(Source records)
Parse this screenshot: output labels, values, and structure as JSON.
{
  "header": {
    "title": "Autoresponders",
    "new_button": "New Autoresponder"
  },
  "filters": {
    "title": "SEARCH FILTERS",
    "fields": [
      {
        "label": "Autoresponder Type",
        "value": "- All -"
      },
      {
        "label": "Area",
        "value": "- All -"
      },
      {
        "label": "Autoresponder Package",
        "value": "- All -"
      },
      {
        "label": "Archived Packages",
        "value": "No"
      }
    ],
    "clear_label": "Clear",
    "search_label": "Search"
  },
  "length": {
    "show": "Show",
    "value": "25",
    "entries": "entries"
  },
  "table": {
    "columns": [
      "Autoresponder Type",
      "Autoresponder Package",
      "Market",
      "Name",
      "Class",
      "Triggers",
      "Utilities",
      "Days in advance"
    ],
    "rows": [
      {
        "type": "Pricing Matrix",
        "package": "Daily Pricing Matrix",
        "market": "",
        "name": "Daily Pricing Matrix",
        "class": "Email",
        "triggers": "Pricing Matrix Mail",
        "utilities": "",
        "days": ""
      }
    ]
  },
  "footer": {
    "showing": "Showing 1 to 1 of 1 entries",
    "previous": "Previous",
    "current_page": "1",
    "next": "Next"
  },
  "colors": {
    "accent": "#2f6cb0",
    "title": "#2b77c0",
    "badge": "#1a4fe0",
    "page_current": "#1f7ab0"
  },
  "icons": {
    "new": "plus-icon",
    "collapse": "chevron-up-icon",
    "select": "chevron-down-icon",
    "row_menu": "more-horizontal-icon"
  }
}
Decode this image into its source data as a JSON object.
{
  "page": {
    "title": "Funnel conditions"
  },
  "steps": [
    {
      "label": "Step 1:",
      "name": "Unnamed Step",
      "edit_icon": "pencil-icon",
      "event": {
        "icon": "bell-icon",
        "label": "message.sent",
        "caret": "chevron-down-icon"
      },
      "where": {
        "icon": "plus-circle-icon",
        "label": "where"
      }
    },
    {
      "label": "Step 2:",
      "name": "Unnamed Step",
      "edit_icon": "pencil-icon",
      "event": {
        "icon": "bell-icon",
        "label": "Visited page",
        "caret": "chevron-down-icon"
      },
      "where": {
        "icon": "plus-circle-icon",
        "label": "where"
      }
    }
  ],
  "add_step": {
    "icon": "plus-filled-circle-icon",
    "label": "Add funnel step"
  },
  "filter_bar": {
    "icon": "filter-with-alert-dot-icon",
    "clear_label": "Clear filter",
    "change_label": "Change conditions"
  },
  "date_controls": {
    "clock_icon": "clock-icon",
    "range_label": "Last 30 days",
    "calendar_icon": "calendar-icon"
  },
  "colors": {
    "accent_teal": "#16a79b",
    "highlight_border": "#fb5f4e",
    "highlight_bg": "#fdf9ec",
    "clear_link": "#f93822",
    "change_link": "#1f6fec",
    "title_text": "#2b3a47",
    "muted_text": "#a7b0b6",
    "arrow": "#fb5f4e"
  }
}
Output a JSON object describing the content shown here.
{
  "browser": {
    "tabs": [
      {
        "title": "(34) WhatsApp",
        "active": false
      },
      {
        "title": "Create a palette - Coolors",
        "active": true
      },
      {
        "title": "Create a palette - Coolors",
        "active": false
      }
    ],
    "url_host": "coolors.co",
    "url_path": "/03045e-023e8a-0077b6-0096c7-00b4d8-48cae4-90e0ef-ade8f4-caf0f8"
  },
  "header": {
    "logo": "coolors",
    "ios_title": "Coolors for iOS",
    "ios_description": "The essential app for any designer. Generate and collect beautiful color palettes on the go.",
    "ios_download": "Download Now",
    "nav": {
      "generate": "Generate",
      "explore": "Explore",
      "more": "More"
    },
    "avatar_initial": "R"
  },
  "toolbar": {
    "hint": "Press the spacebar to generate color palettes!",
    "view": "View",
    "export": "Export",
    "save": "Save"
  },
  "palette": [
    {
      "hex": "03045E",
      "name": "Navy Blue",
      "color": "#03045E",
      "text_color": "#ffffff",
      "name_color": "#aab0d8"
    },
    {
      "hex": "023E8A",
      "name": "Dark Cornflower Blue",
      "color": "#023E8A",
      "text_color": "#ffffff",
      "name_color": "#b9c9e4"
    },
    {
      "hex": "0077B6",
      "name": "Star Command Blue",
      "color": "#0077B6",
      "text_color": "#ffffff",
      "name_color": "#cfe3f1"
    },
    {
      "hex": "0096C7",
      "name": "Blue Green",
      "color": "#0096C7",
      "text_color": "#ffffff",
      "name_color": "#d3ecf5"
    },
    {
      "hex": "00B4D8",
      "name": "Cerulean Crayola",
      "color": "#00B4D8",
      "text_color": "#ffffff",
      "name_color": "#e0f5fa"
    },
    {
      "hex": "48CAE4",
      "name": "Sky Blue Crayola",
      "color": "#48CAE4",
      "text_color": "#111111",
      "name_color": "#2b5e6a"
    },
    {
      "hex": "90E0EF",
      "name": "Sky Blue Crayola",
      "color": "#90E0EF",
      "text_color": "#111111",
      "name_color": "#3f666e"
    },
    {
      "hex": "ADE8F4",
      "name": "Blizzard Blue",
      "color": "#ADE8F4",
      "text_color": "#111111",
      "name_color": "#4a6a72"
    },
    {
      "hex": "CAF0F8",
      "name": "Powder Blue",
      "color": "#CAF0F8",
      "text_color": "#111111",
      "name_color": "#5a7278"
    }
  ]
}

### What the task requires
Copy out the material above in its entirety. Every detail must match.

### Output for this exercise
Parse this screenshot: output labels, values, and structure as JSON.
{
  "header": {
    "title": "Autoresponders",
    "new_button": "New Autoresponder"
  },
  "filters": {
    "title": "SEARCH FILTERS",
    "fields": [
      {
        "label": "Autoresponder Type",
        "value": "- All -"
      },
      {
        "label": "Area",
        "value": "- All -"
      },
      {
        "label": "Autoresponder Package",
        "value": "- All -"
      },
      {
        "label": "Archived Packages",
        "value": "No"
      }
    ],
    "clear_label": "Clear",
    "search_label": "Search"
  },
  "length": {
    "show": "Show",
    "value": "25",
    "entries": "entries"
  },
  "table": {
    "columns": [
      "Autoresponder Type",
      "Autoresponder Package",
      "Market",
      "Name",
      "Class",
      "Triggers",
      "Utilities",
      "Days in advance"
    ],
    "rows": [
      {
        "type": "Pricing Matrix",
        "package": "Daily Pricing Matrix",
        "market": "",
        "name": "Daily Pricing Matrix",
        "class": "Email",
        "triggers": "Pricing Matrix Mail",
        "utilities": "",
        "days": ""
      }
    ]
  },
  "footer": {
    "showing": "Showing 1 to 1 of 1 entries",
    "previous": "Previous",
    "current_page": "1",
    "next": "Next"
  },
  "colors": {
    "accent": "#2f6cb0",
    "title": "#2b77c0",
    "badge": "#1a4fe0",
    "page_current": "#1f7ab0"
  },
  "icons": {
    "new": "plus-icon",
    "collapse": "chevron-up-icon",
    "select": "chevron-down-icon",
    "row_menu": "more-horizontal-icon"
  }
}
Decode this image into its source data as a JSON object.
{
  "page": {
    "title": "Funnel conditions"
  },
  "steps": [
    {
      "label": "Step 1:",
      "name": "Unnamed Step",
      "edit_icon": "pencil-icon",
      "event": {
        "icon": "bell-icon",
        "label": "message.sent",
        "caret": "chevron-down-icon"
      },
      "where": {
        "icon": "plus-circle-icon",
        "label": "where"
      }
    },
    {
      "label": "Step 2:",
      "name": "Unnamed Step",
      "edit_icon": "pencil-icon",
      "event": {
        "icon": "bell-icon",
        "label": "Visited page",
        "caret": "chevron-down-icon"
      },
      "where": {
        "icon": "plus-circle-icon",
        "label": "where"
      }
    }
  ],
  "add_step": {
    "icon": "plus-filled-circle-icon",
    "label": "Add funnel step"
  },
  "filter_bar": {
    "icon": "filter-with-alert-dot-icon",
    "clear_label": "Clear filter",
    "change_label": "Change conditions"
  },
  "date_controls": {
    "clock_icon": "clock-icon",
    "range_label": "Last 30 days",
    "calendar_icon": "calendar-icon"
  },
  "colors": {
    "accent_teal": "#16a79b",
    "highlight_border": "#fb5f4e",
    "highlight_bg": "#fdf9ec",
    "clear_link": "#f93822",
    "change_link": "#1f6fec",
    "title_text": "#2b3a47",
    "muted_text": "#a7b0b6",
    "arrow": "#fb5f4e"
  }
}
Output a JSON object describing the content shown here.
{
  "browser": {
    "tabs": [
      {
        "title": "(34) WhatsApp",
        "active": false
      },
      {
        "title": "Create a palette - Coolors",
        "active": true
      },
      {
        "title": "Create a palette - Coolors",
        "active": false
      }
    ],
    "url_host": "coolors.co",
    "url_path": "/03045e-023e8a-0077b6-0096c7-00b4d8-48cae4-90e0ef-ade8f4-caf0f8"
  },
  "header": {
    "logo": "coolors",
    "ios_title": "Coolors for iOS",
    "ios_description": "The essential app for any designer. Generate and collect beautiful color palettes on the go.",
    "ios_download": "Download Now",
    "nav": {
      "generate": "Generate",
      "explore": "Explore",
      "more": "More"
    },
    "avatar_initial": "R"
  },
  "toolbar": {
    "hint": "Press the spacebar to generate color palettes!",
    "view": "View",
    "export": "Export",
    "save": "Save"
  },
  "palette": [
    {
      "hex": "03045E",
      "name": "Navy Blue",
      "color": "#03045E",
      "text_color": "#ffffff",
      "name_color": "#aab0d8"
    },
    {
      "hex": "023E8A",
      "name": "Dark Cornflower Blue",
      "color": "#023E8A",
      "text_color": "#ffffff",
      "name_color": "#b9c9e4"
    },
    {
      "hex": "0077B6",
      "name": "Star Command Blue",
      "color": "#0077B6",
      "text_color": "#ffffff",
      "name_color": "#cfe3f1"
    },
    {
      "hex": "0096C7",
      "name": "Blue Green",
      "color": "#0096C7",
      "text_color": "#ffffff",
      "name_color": "#d3ecf5"
    },
    {
      "hex": "00B4D8",
      "name": "Cerulean Crayola",
      "color": "#00B4D8",
      "text_color": "#ffffff",
      "name_color": "#e0f5fa"
    },
    {
      "hex": "48CAE4",
      "name": "Sky Blue Crayola",
      "color": "#48CAE4",
      "text_color": "#111111",
      "name_color": "#2b5e6a"
    },
    {
      "hex": "90E0EF",
      "name": "Sky Blue Crayola",
      "color": "#90E0EF",
      "text_color": "#111111",
      "name_color": "#3f666e"
    },
    {
      "hex": "ADE8F4",
      "name": "Blizzard Blue",
      "color": "#ADE8F4",
      "text_color": "#111111",
      "name_color": "#4a6a72"
    },
    {
      "hex": "CAF0F8",
      "name": "Powder Blue",
      "color": "#CAF0F8",
      "text_color": "#111111",
      "name_color": "#5a7278"
    }
  ]
}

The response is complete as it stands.